> **AIM**
In the listing below, find every line containing "ylabel" and copy it out.

> **Data entries for graphics**
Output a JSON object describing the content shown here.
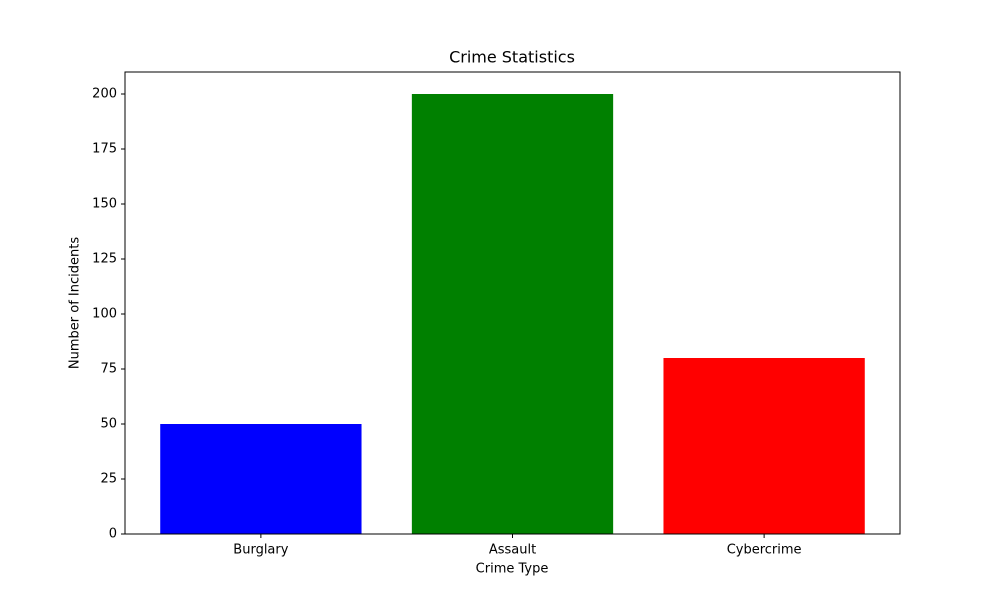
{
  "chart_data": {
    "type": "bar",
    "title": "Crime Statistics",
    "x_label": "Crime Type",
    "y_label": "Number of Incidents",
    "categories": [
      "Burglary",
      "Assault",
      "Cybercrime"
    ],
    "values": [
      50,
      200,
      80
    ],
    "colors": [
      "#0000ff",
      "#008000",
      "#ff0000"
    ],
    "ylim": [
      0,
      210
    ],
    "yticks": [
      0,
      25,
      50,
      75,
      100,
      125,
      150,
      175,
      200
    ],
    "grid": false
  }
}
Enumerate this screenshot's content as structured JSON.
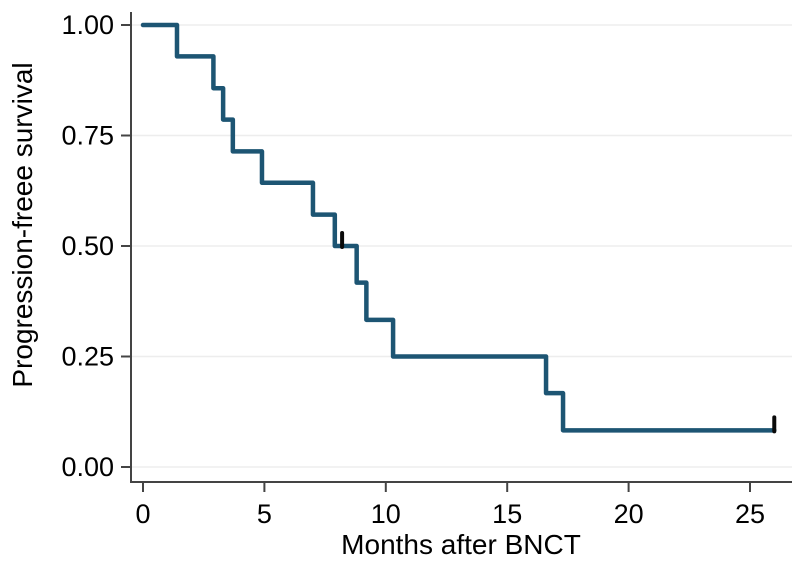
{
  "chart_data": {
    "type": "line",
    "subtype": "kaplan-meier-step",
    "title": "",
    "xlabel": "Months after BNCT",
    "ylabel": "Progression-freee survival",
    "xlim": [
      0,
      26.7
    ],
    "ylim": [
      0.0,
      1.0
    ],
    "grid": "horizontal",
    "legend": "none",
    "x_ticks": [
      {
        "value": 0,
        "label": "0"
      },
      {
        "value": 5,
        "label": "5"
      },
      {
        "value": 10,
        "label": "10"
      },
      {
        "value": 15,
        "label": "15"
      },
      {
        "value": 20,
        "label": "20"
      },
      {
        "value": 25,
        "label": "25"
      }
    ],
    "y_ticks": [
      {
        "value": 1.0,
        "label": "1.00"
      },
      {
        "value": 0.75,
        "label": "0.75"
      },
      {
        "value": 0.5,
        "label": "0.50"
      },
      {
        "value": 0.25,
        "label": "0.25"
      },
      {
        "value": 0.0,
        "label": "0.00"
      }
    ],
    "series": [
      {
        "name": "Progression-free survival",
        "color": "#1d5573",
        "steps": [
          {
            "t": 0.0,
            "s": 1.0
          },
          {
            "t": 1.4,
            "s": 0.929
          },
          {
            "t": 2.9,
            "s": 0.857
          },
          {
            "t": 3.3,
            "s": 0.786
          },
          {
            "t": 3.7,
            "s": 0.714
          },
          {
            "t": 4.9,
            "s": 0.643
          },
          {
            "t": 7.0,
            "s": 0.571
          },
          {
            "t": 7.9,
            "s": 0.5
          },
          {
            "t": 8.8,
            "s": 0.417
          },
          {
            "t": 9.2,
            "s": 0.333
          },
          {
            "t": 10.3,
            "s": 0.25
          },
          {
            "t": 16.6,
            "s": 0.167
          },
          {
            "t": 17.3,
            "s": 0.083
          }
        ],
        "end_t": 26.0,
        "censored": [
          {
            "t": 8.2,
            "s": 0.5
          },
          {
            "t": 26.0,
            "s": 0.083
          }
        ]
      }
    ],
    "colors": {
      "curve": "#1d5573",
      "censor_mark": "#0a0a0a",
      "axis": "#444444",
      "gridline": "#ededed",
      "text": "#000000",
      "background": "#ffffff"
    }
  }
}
...
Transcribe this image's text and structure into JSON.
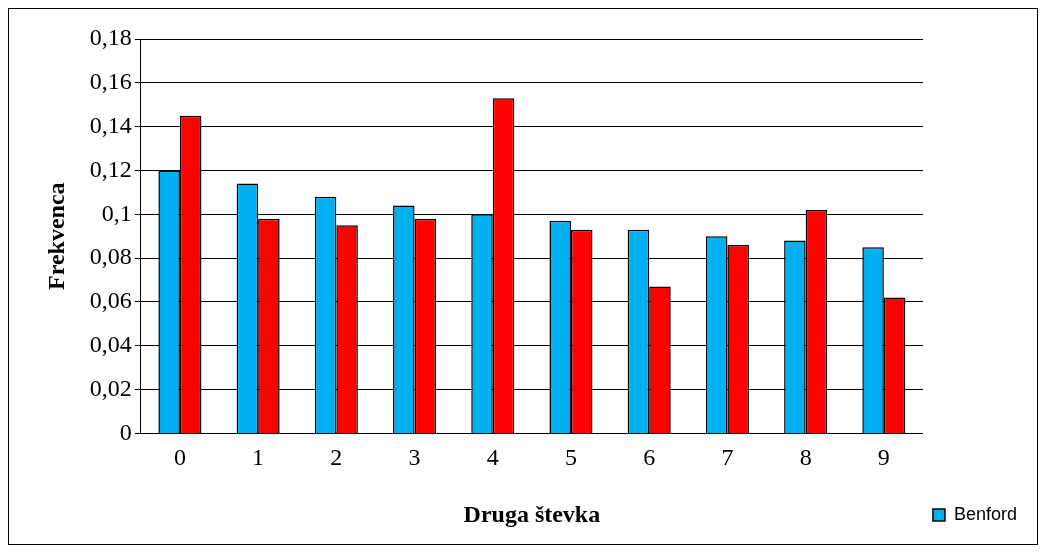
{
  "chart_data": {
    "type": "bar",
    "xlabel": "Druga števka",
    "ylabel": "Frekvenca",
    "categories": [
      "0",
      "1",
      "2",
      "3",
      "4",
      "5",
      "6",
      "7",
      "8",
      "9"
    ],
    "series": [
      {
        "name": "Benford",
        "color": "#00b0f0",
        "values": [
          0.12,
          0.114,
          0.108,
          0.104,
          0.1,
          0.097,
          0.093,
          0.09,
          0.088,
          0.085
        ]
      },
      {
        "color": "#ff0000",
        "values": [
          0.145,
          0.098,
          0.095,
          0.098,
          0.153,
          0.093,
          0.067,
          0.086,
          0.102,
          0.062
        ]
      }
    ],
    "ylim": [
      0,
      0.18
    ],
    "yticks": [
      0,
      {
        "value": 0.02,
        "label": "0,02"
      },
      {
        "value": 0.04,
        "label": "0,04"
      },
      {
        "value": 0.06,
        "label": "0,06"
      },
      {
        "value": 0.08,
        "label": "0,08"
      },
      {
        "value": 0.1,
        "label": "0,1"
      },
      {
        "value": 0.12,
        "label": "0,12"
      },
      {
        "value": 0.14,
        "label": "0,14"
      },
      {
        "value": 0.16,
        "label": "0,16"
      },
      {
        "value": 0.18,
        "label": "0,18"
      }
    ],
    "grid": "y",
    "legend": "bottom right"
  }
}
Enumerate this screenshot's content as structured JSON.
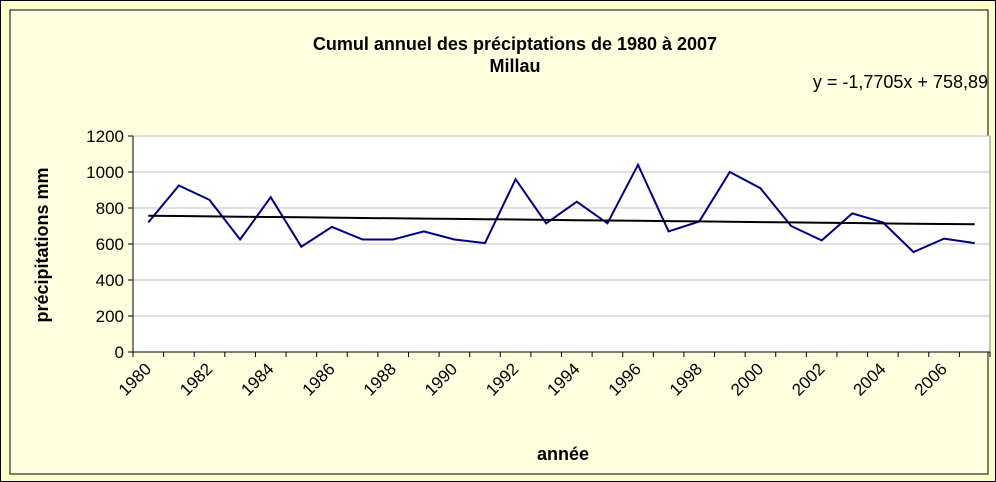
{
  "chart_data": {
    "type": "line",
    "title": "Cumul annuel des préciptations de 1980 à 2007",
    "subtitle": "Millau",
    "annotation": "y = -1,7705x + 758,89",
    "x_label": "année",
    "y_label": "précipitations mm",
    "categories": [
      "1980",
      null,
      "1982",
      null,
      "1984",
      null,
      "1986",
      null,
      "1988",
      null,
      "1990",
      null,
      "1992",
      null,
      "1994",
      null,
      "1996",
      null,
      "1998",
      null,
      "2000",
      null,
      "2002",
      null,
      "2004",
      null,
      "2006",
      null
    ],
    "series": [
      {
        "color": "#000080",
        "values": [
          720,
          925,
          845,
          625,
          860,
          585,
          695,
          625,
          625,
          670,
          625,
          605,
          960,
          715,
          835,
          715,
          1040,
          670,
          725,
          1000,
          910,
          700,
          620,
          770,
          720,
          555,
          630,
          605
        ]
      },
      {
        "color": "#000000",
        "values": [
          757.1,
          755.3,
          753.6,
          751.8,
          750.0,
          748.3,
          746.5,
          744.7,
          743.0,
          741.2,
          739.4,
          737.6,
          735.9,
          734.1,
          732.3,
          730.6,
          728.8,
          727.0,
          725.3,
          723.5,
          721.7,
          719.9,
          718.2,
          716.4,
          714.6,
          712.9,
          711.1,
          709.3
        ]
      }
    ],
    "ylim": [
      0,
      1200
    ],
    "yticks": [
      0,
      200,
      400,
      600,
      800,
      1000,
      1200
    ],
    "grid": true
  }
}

> **ANSWER TO THE EXERCISE**
    "ylabel": "Progression-freee survival",
    "ylabel": "Frekvenca",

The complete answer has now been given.